* **Problem statement**: Images are not part of the copy; transcribe all the data exactly.

* **Provided records**:
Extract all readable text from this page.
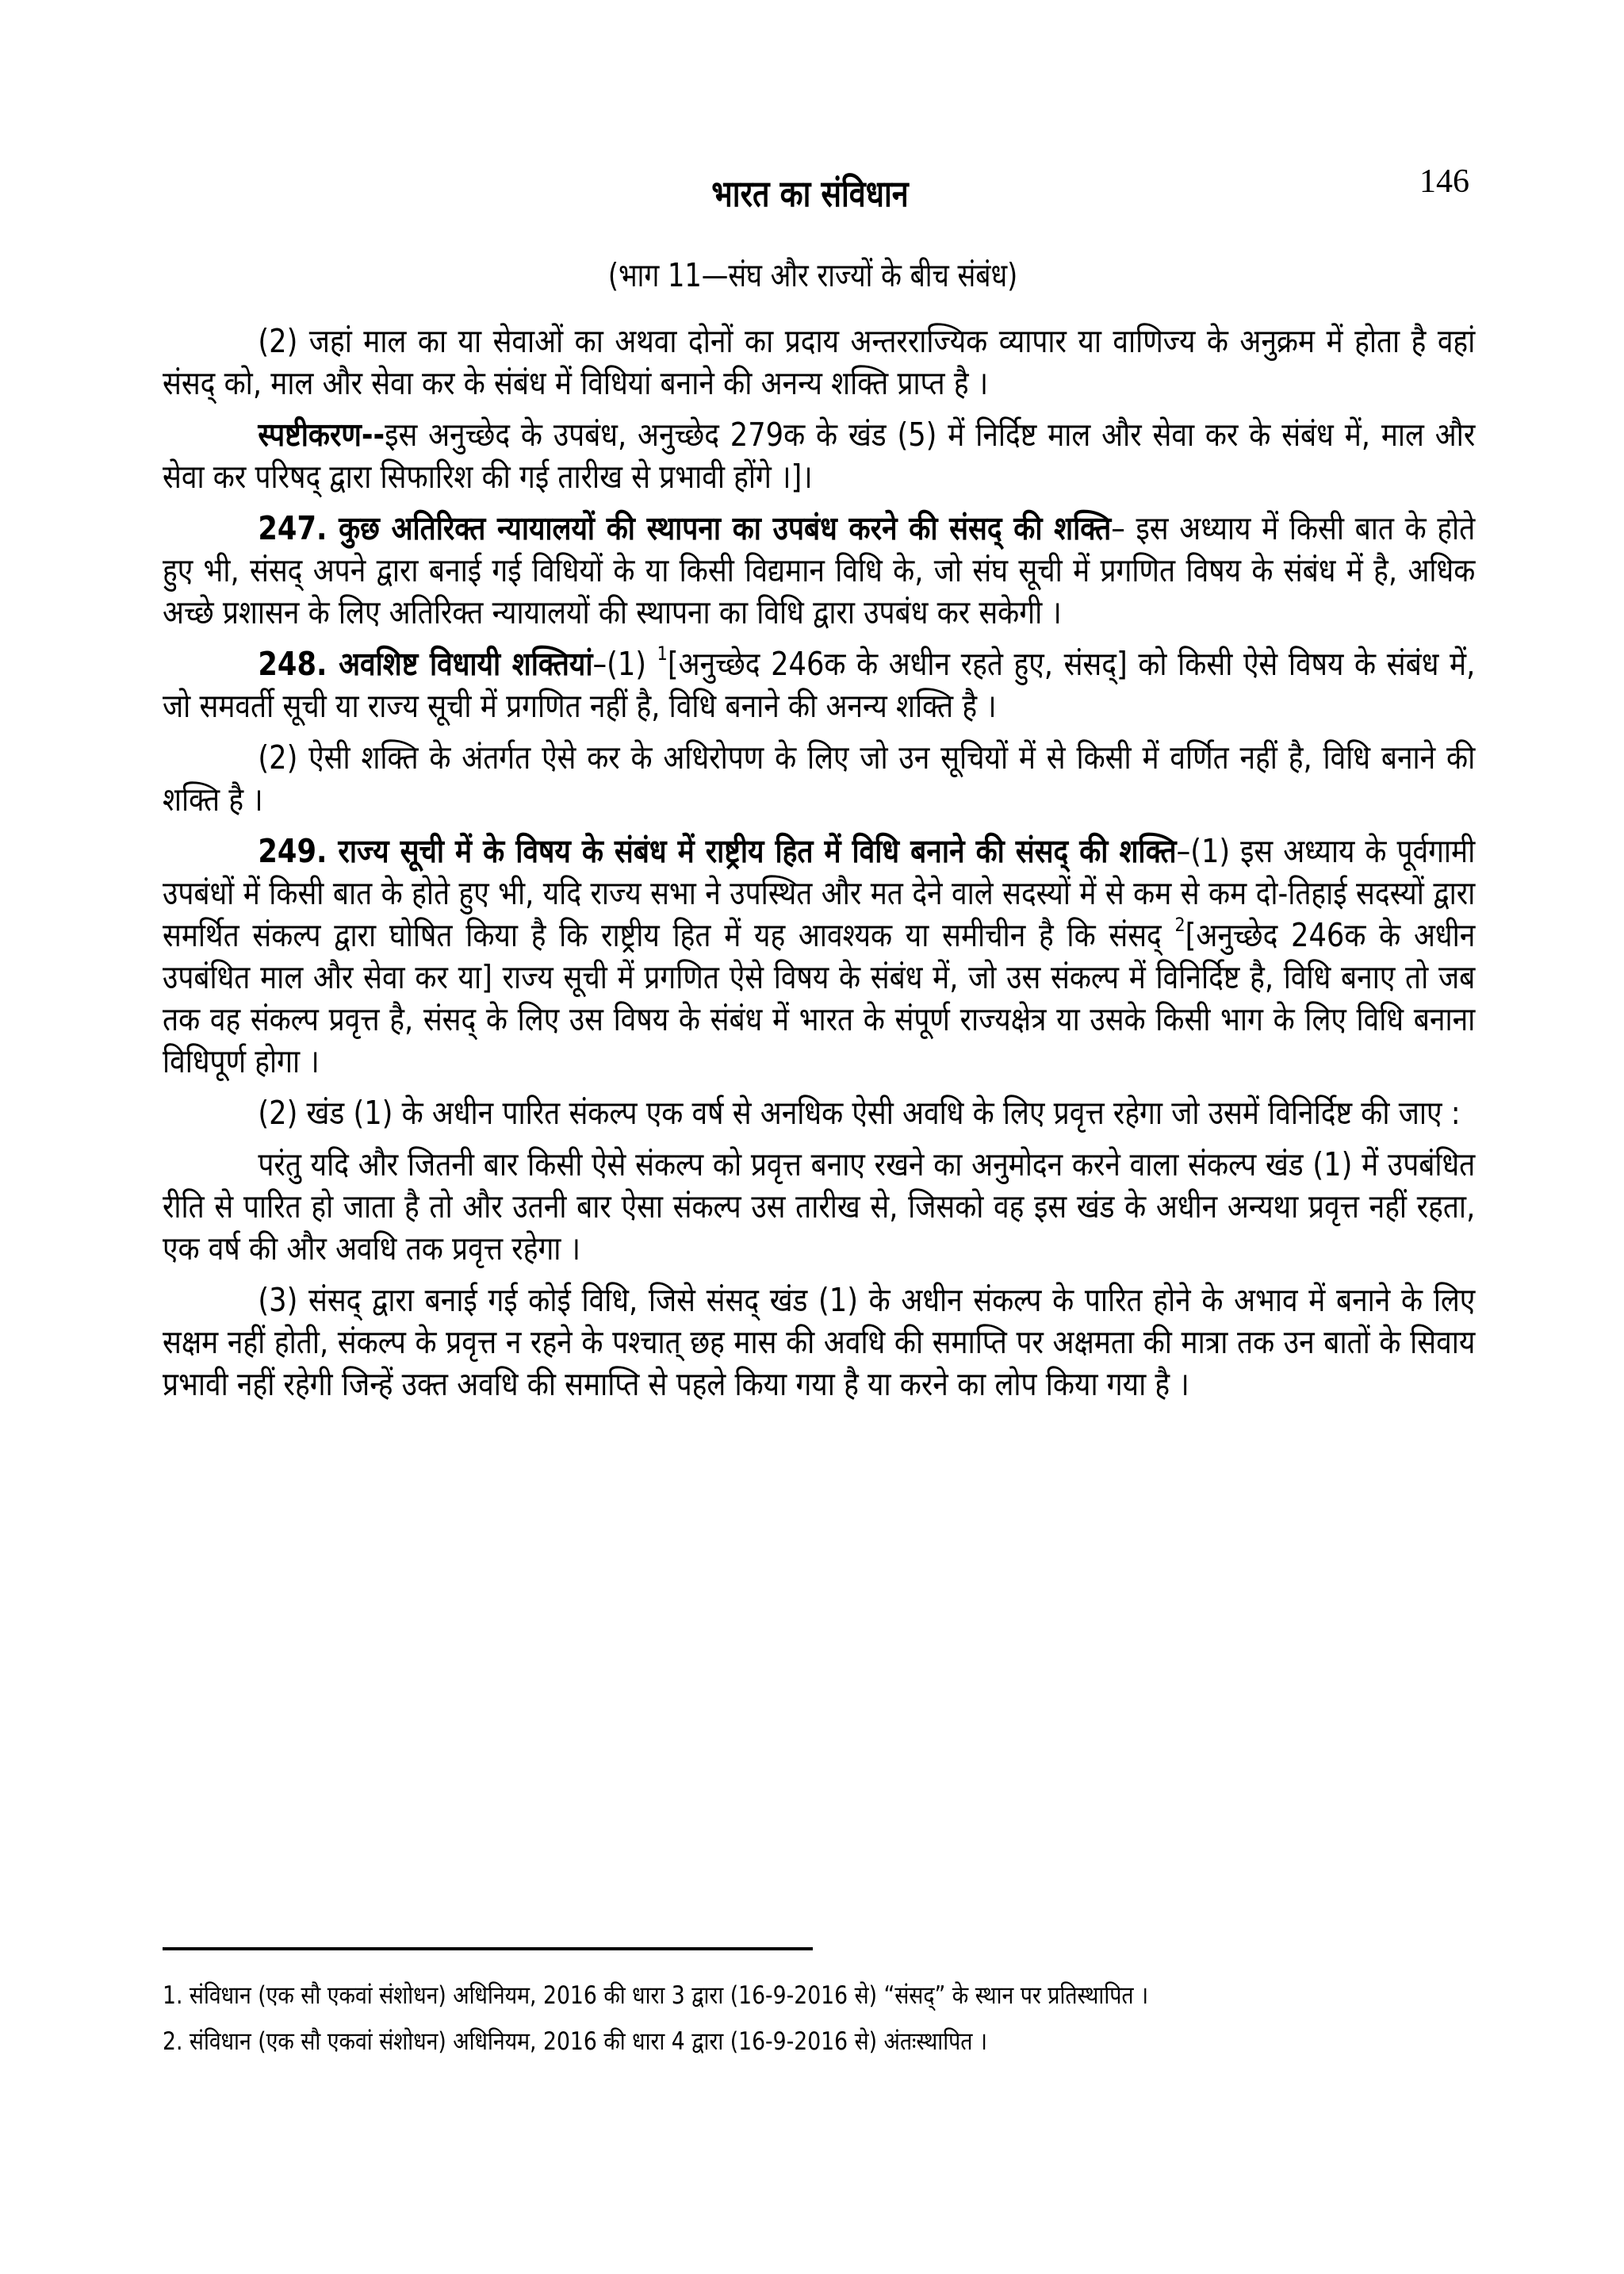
146
भारत का संविधान
(भाग 11—संघ और राज्यों के बीच संबंध)

(2) जहां माल का या सेवाओं का अथवा दोनों का प्रदाय अन्तरराज्यिक व्यापार या वाणिज्य के अनुक्रम में होता है वहां संसद् को, माल और सेवा कर के संबंध में विधियां बनाने की अनन्य शक्ति प्राप्त है ।

स्पष्टीकरण--इस अनुच्छेद के उपबंध, अनुच्छेद 279क के खंड (5) में निर्दिष्ट माल और सेवा कर के संबंध में, माल और सेवा कर परिषद् द्वारा सिफारिश की गई तारीख से प्रभावी होंगे ।]।

247. कुछ अतिरिक्त न्यायालयों की स्थापना का उपबंध करने की संसद् की शक्ति– इस अध्याय में किसी बात के होते हुए भी, संसद् अपने द्वारा बनाई गई विधियों के या किसी विद्यमान विधि के, जो संघ सूची में प्रगणित विषय के संबंध में है, अधिक अच्छे प्रशासन के लिए अतिरिक्त न्यायालयों की स्थापना का विधि द्वारा उपबंध कर सकेगी ।

248. अवशिष्ट विधायी शक्तियां–(1) $^1$[अनुच्छेद 246क के अधीन रहते हुए, संसद्] को किसी ऐसे विषय के संबंध में, जो समवर्ती सूची या राज्य सूची में प्रगणित नहीं है, विधि बनाने की अनन्य शक्ति है ।

(2) ऐसी शक्ति के अंतर्गत ऐसे कर के अधिरोपण के लिए जो उन सूचियों में से किसी में वर्णित नहीं है, विधि बनाने की शक्ति है ।

249. राज्य सूची में के विषय के संबंध में राष्ट्रीय हित में विधि बनाने की संसद् की शक्ति–(1) इस अध्याय के पूर्वगामी उपबंधों में किसी बात के होते हुए भी, यदि राज्य सभा ने उपस्थित और मत देने वाले सदस्यों में से कम से कम दो-तिहाई सदस्यों द्वारा समर्थित संकल्प द्वारा घोषित किया है कि राष्ट्रीय हित में यह आवश्यक या समीचीन है कि संसद् $^2$[अनुच्छेद 246क के अधीन उपबंधित माल और सेवा कर या] राज्य सूची में प्रगणित ऐसे विषय के संबंध में, जो उस संकल्प में विनिर्दिष्ट है, विधि बनाए तो जब तक वह संकल्प प्रवृत्त है, संसद् के लिए उस विषय के संबंध में भारत के संपूर्ण राज्यक्षेत्र या उसके किसी भाग के लिए विधि बनाना विधिपूर्ण होगा ।

(2) खंड (1) के अधीन पारित संकल्प एक वर्ष से अनधिक ऐसी अवधि के लिए प्रवृत्त रहेगा जो उसमें विनिर्दिष्ट की जाए :

परंतु यदि और जितनी बार किसी ऐसे संकल्प को प्रवृत्त बनाए रखने का अनुमोदन करने वाला संकल्प खंड (1) में उपबंधित रीति से पारित हो जाता है तो और उतनी बार ऐसा संकल्प उस तारीख से, जिसको वह इस खंड के अधीन अन्यथा प्रवृत्त नहीं रहता, एक वर्ष की और अवधि तक प्रवृत्त रहेगा ।

(3) संसद् द्वारा बनाई गई कोई विधि, जिसे संसद् खंड (1) के अधीन संकल्प के पारित होने के अभाव में बनाने के लिए सक्षम नहीं होती, संकल्प के प्रवृत्त न रहने के पश्चात् छह मास की अवधि की समाप्ति पर अक्षमता की मात्रा तक उन बातों के सिवाय प्रभावी नहीं रहेगी जिन्हें उक्त अवधि की समाप्ति से पहले किया गया है या करने का लोप किया गया है ।

1. संविधान (एक सौ एकवां संशोधन) अधिनियम, 2016 की धारा 3 द्वारा (16-9-2016 से) “संसद्” के स्थान पर प्रतिस्थापित ।

2. संविधान (एक सौ एकवां संशोधन) अधिनियम, 2016 की धारा 4 द्वारा (16-9-2016 से) अंतःस्थापित ।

* **Exercise output**:
Extract all readable text from this page.
146
भारत का संविधान
(भाग 11—संघ और राज्यों के बीच संबंध)

(2) जहां माल का या सेवाओं का अथवा दोनों का प्रदाय अन्तरराज्यिक व्यापार या वाणिज्य के अनुक्रम में होता है वहां संसद् को, माल और सेवा कर के संबंध में विधियां बनाने की अनन्य शक्ति प्राप्त है ।

स्पष्टीकरण--इस अनुच्छेद के उपबंध, अनुच्छेद 279क के खंड (5) में निर्दिष्ट माल और सेवा कर के संबंध में, माल और सेवा कर परिषद् द्वारा सिफारिश की गई तारीख से प्रभावी होंगे ।]।

247. कुछ अतिरिक्त न्यायालयों की स्थापना का उपबंध करने की संसद् की शक्ति– इस अध्याय में किसी बात के होते हुए भी, संसद् अपने द्वारा बनाई गई विधियों के या किसी विद्यमान विधि के, जो संघ सूची में प्रगणित विषय के संबंध में है, अधिक अच्छे प्रशासन के लिए अतिरिक्त न्यायालयों की स्थापना का विधि द्वारा उपबंध कर सकेगी ।

248. अवशिष्ट विधायी शक्तियां–(1) $^1$[अनुच्छेद 246क के अधीन रहते हुए, संसद्] को किसी ऐसे विषय के संबंध में, जो समवर्ती सूची या राज्य सूची में प्रगणित नहीं है, विधि बनाने की अनन्य शक्ति है ।

(2) ऐसी शक्ति के अंतर्गत ऐसे कर के अधिरोपण के लिए जो उन सूचियों में से किसी में वर्णित नहीं है, विधि बनाने की शक्ति है ।

249. राज्य सूची में के विषय के संबंध में राष्ट्रीय हित में विधि बनाने की संसद् की शक्ति–(1) इस अध्याय के पूर्वगामी उपबंधों में किसी बात के होते हुए भी, यदि राज्य सभा ने उपस्थित और मत देने वाले सदस्यों में से कम से कम दो-तिहाई सदस्यों द्वारा समर्थित संकल्प द्वारा घोषित किया है कि राष्ट्रीय हित में यह आवश्यक या समीचीन है कि संसद् $^2$[अनुच्छेद 246क के अधीन उपबंधित माल और सेवा कर या] राज्य सूची में प्रगणित ऐसे विषय के संबंध में, जो उस संकल्प में विनिर्दिष्ट है, विधि बनाए तो जब तक वह संकल्प प्रवृत्त है, संसद् के लिए उस विषय के संबंध में भारत के संपूर्ण राज्यक्षेत्र या उसके किसी भाग के लिए विधि बनाना विधिपूर्ण होगा ।

(2) खंड (1) के अधीन पारित संकल्प एक वर्ष से अनधिक ऐसी अवधि के लिए प्रवृत्त रहेगा जो उसमें विनिर्दिष्ट की जाए :

परंतु यदि और जितनी बार किसी ऐसे संकल्प को प्रवृत्त बनाए रखने का अनुमोदन करने वाला संकल्प खंड (1) में उपबंधित रीति से पारित हो जाता है तो और उतनी बार ऐसा संकल्प उस तारीख से, जिसको वह इस खंड के अधीन अन्यथा प्रवृत्त नहीं रहता, एक वर्ष की और अवधि तक प्रवृत्त रहेगा ।

(3) संसद् द्वारा बनाई गई कोई विधि, जिसे संसद् खंड (1) के अधीन संकल्प के पारित होने के अभाव में बनाने के लिए सक्षम नहीं होती, संकल्प के प्रवृत्त न रहने के पश्चात् छह मास की अवधि की समाप्ति पर अक्षमता की मात्रा तक उन बातों के सिवाय प्रभावी नहीं रहेगी जिन्हें उक्त अवधि की समाप्ति से पहले किया गया है या करने का लोप किया गया है ।

1. संविधान (एक सौ एकवां संशोधन) अधिनियम, 2016 की धारा 3 द्वारा (16-9-2016 से) “संसद्” के स्थान पर प्रतिस्थापित ।

2. संविधान (एक सौ एकवां संशोधन) अधिनियम, 2016 की धारा 4 द्वारा (16-9-2016 से) अंतःस्थापित ।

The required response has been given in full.